-- Items start --

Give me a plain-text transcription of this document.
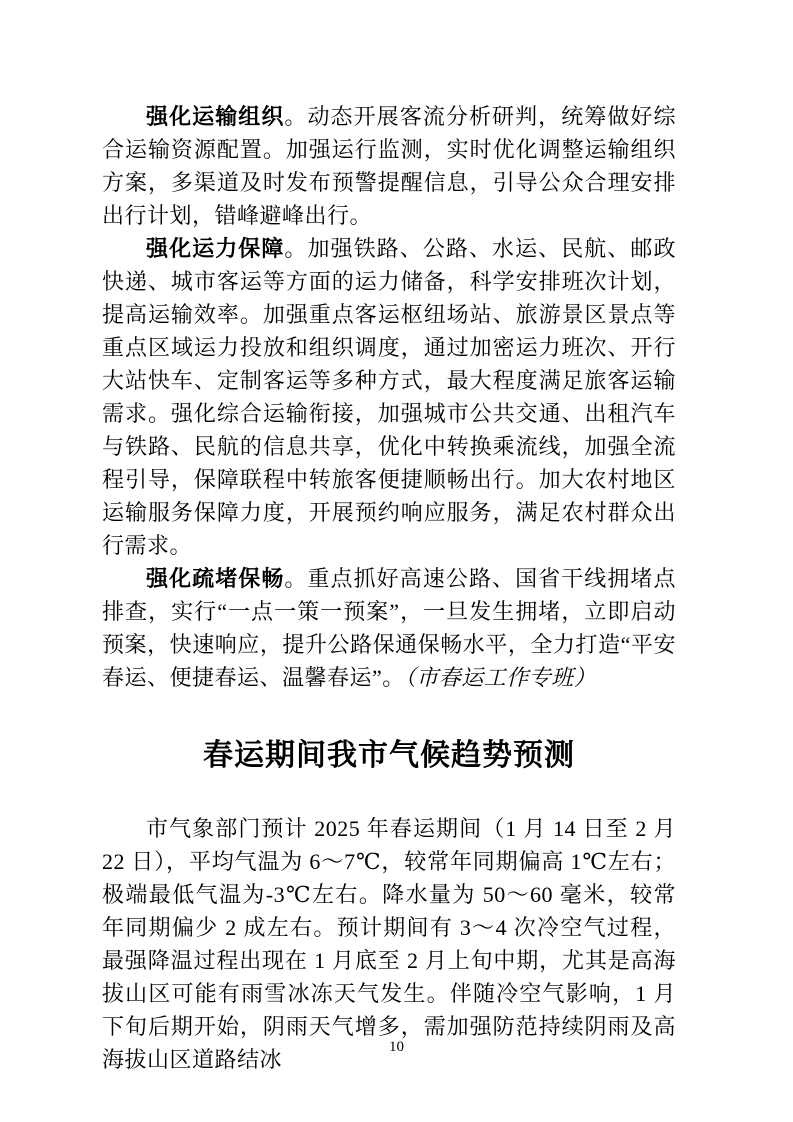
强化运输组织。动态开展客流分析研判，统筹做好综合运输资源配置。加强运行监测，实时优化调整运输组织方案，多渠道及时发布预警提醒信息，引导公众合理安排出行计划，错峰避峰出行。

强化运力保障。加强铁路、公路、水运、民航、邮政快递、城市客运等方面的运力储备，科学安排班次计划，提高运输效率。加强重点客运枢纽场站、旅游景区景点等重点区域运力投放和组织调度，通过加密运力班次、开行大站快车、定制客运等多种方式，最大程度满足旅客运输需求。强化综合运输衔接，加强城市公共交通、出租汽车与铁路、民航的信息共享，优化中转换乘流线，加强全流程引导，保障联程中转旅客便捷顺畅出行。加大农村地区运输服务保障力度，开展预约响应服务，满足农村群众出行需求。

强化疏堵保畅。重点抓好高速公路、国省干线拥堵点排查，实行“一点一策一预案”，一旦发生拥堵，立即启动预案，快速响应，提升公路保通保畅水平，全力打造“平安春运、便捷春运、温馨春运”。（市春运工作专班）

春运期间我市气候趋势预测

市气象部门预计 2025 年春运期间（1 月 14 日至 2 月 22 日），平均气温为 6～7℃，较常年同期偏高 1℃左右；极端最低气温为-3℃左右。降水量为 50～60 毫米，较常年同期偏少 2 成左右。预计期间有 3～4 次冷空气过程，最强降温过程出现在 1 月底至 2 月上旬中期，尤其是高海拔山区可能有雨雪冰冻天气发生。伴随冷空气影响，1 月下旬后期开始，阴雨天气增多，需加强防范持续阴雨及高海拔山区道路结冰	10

-- Items end --
-- Items start --

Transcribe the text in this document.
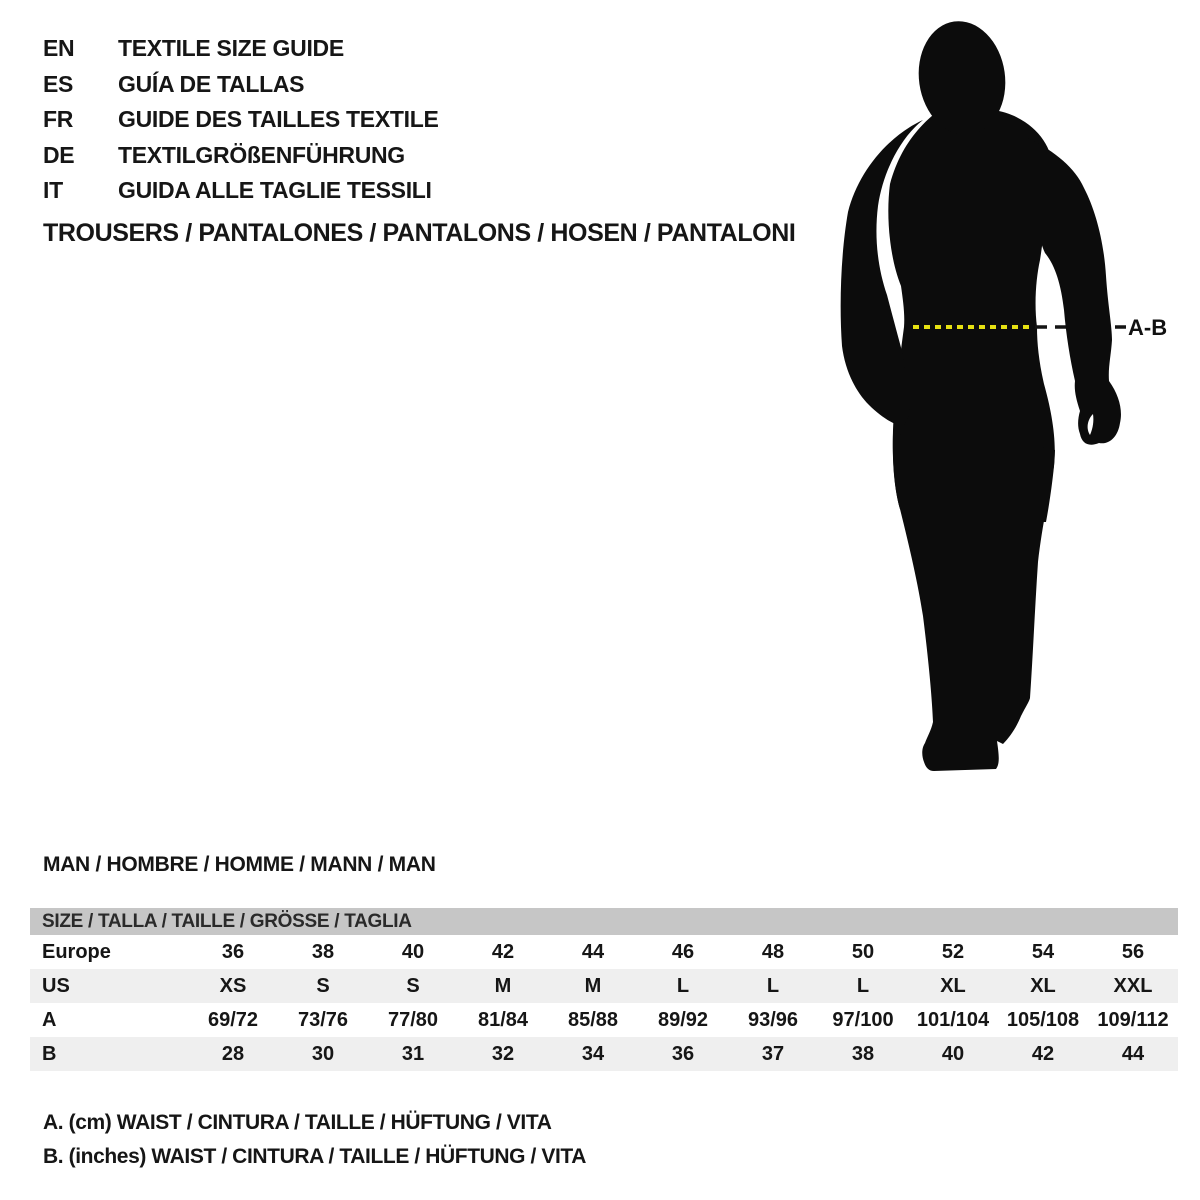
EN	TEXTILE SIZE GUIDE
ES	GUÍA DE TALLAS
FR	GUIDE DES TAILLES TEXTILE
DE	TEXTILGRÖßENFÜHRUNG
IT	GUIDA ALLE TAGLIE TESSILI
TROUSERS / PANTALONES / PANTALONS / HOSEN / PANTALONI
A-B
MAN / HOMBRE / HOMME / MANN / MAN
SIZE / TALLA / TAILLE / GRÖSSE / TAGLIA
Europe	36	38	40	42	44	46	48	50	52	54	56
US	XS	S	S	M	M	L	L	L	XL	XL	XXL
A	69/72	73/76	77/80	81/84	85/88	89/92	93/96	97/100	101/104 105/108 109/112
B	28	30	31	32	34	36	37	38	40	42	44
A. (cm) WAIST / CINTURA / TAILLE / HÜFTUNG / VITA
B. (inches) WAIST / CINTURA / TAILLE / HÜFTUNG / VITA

-- Items end --

Written instruction: The answer should be a single number: the count of lines in the data that include the string "this".

Reply to the task: 2